Write the next part of the text on cities in the European Union, beginning right after its final sentence.

- **SOURCE**:
------------------------

Although ageing is a challenge in all the EU Member States, cities primarily attract the active aged population owing to their favourable endowments such as the concentration of jobs, higher-level education, etc.; therefore, their age structure is slightly more youthful than that of the rural regions. In capital cities the proportion of people aged 20-65 is 62%, in other cities this rate is 61%, and in areas outside cities 60%. The high proportion of this age group may exert a positive effect on the economy as more people may be at the labour market.
The younger age structure can also be seen in the lower proportion of the population over 65. In 2015 the proportion of citizens over 65 totalled 19%, while this age groups accounts for only 16% of the population of capital cities in the European Union. By 2025 the proportion of people aged over 65 within the total (EU) population is expected to increase by 3 percentage points. This growth will differ region by region: in rural regions the growth will total 4, in the urban regions 3, and in the capital cities 2 percentage points. Thanks to this, the territorial distribution of the age group over 65 will vary even more among these three regions.
Despite the lower proportion of the older generation, cities should pay attention to provide? an appropriate environment to them. They can do this by making public areas, public transport systems and public buildings accessible for movement-impaired people.
Based upon the studies, this Report drew the conclusion that cities, especially the larger ones and the capital cities,
- attract citizens having higher qualifications,
- are more productive, and
- are more innovative settlements at the same time.
In the following we discuss these points in more detail. In cities the higher proportion of people having a college or university degree has several reasons. First, cities offer jobs requiring higher qualifications in the highest concentration, which might be taken by highly qualified labour force arriving from various parts of the country. Second, the urban location of universities also enables the local inhabitants to obtain a degree and find appropriate jobs within the city. Consequently, while one in every three inhabitant of the EU between the ages of 25 and 64 has a college or university degree, this rate is 32% in the cities and agglomerations and 41% in the capital cities.
Beyond the higher proportion of people having a degree, numerous factors play an important role in urban productivity, including the quality of human capital, business environment and institutions, market accessibility, the availability of capital, R&D. Due to tore favourable endowments cities are not exclusive but frequent sites of innovation. It is clearly shown in the number of patents per capita.
Thanks to the high number of citizens, firms and business companies operating in urban regions are more likely to find workforce fitting their demands. The opposite is also true: local inhabitants are more likely to find a job fitting their qualifications than those living in small settlements. The closeness of the labour force and the economic entities allows for cooperation and learning from each other. They collectively are called agglomeration benefits.
As a result of the above, 68% of the EU’s GDP is produced by cities, while 62% of workplaces and 59% of the total population is concentrated in these regions.

------------------------

Recorded data:
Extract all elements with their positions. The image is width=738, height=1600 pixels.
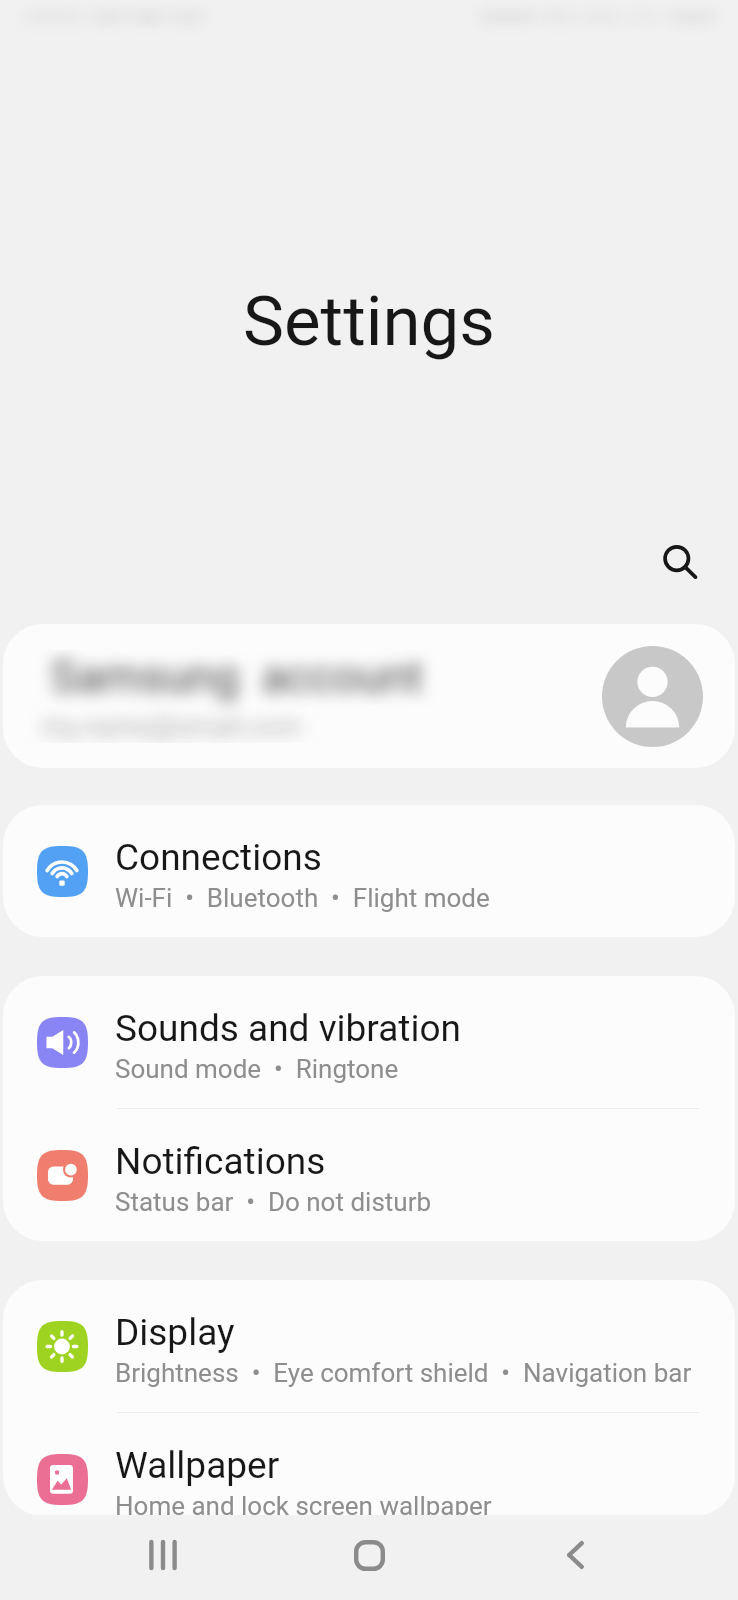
staticText: Notifications	[115, 1140, 326, 1183]
staticText: my.name@email.com	[28, 711, 302, 743]
button[interactable]: Sounds and vibration	[3, 976, 735, 1108]
staticText: Display	[115, 1311, 235, 1354]
staticText: Samsung account	[28, 650, 424, 703]
button[interactable]: Samsung account	[3, 624, 735, 768]
staticText: Connections	[115, 836, 322, 879]
button[interactable]: Home	[334, 1520, 404, 1590]
button[interactable]: Connections	[3, 805, 735, 937]
staticText: Wi-Fi • Bluetooth • Flight mode	[115, 883, 490, 913]
staticText: Settings	[0, 281, 738, 362]
staticText: Status bar • Do not disturb	[115, 1187, 432, 1217]
staticText: Wallpaper	[115, 1444, 280, 1487]
staticText: Home and lock screen wallpaper	[115, 1491, 492, 1516]
button[interactable]: Search	[648, 530, 712, 594]
button[interactable]: Display	[3, 1280, 735, 1412]
button[interactable]: Back	[540, 1520, 610, 1590]
button[interactable]: Wallpaper	[3, 1413, 735, 1516]
button[interactable]: Recent apps	[128, 1520, 198, 1590]
staticText: Sounds and vibration	[115, 1007, 461, 1050]
staticText: Brightness • Eye comfort shield • Naviga…	[115, 1358, 692, 1388]
staticText: Sound mode • Ringtone	[115, 1054, 399, 1084]
button[interactable]: Notifications	[3, 1109, 735, 1241]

------------------------

- **EXERCISE ANSWER**:
Figure 4: GDP per capita (PPS) by the urban region, 2013
The State of European Cities, 2016, p 77
However, cities cannot be deemed as homogenous conurbations. Their indexes may vary significantly, which can also affect the fundamental operational mechanisms, economic and social tendencies. The study finds out that cities with a low income lose young and highly-qualified people as they move into cities having a higher income. This may considerably reduce the number of active aged population in the long term, which may affect the local economy negatively. As a push factor, the unfavourable economic environment increasingly makes the more highly qualified and younger population leave the settlement.
If we want the cities with a low income to avoid this trap, we should make every effort so that they can become cities of a medium income. These settlements should improve the standard of the institutions and the business environment, the infrastructure, and through high-quality education they should create innovative and highly qualified labour force in order to attract activities producing a higher added value.
Therefore, urban development policies should be differentiated, adapting to the local endowments and challenges, as they are parts of a dynamic and constantly changing process in which they have to face challenges and opportunities resulting from their role in the economic labour share.
Urban environment and climate change
In cities the concentration of people and various activities causes a considerable degree of pollution (water, soil, air, etc.) locally. What is even more, in European cities these issues are present not only locally but we can also talk about global dangers. Still, it is just concentration that can help us mitigate the negative environmental impacts.
Within the EU the issue of water pollution was handled; however, air pollution is still a severe risk for both the population and the environment. In Europe the main sources of air pollution include road transport, shipping, energy production, industrial activity, heating, agriculture and waste. In 2013 road transport was the highest nitrogen oxide emitter, accounting for 46% of the EU emission. It also significantly contributed to the emission of particulate matter (13-15%).
As a result, traffic has been restricted in numerous EU cities based upon the harmful substance emission of cars. 200 cities have introduced low-emission or environmental zones, where only vehicles of low harmful substance emission can drive in, with a permission on their windscreen.
Greenhouse gas emission decreased by 24% in the Member States of the EU28 between 1990 and 2014. Although this tendency seems to be promising, there is still much to do to achieve the ambitious objective for 2050: to reduce the GHGE by 80-95%.
In many cases pollutions the public administrative borders, restricting the role of local actions in the reduction of harmful substance concentration. Consequently, more and more coordinated collaboration is required among the local, regional, national and supranational actors in order to handle the problems.
In 2015 in Paris the 21st yearly session (COP 21) of the Nations Framework Convention on Climate Change (UNFCCC) pointed out that the degree of global warming should be kept within 1.5°C. However, it cannot be realised without focused actions. In this task cities have to play a central role. Therefore, more than 400 mayors attended the conference – at the Climate Summit of Local and Regional Leaders– in order to consult on achieving the target values. This meeting is of historic importance since before the conference cities were regarded as great polluting factors in the context of environmental protection. However, at the conference the active involvement of city leaders suggested that cities are also global problem solvers.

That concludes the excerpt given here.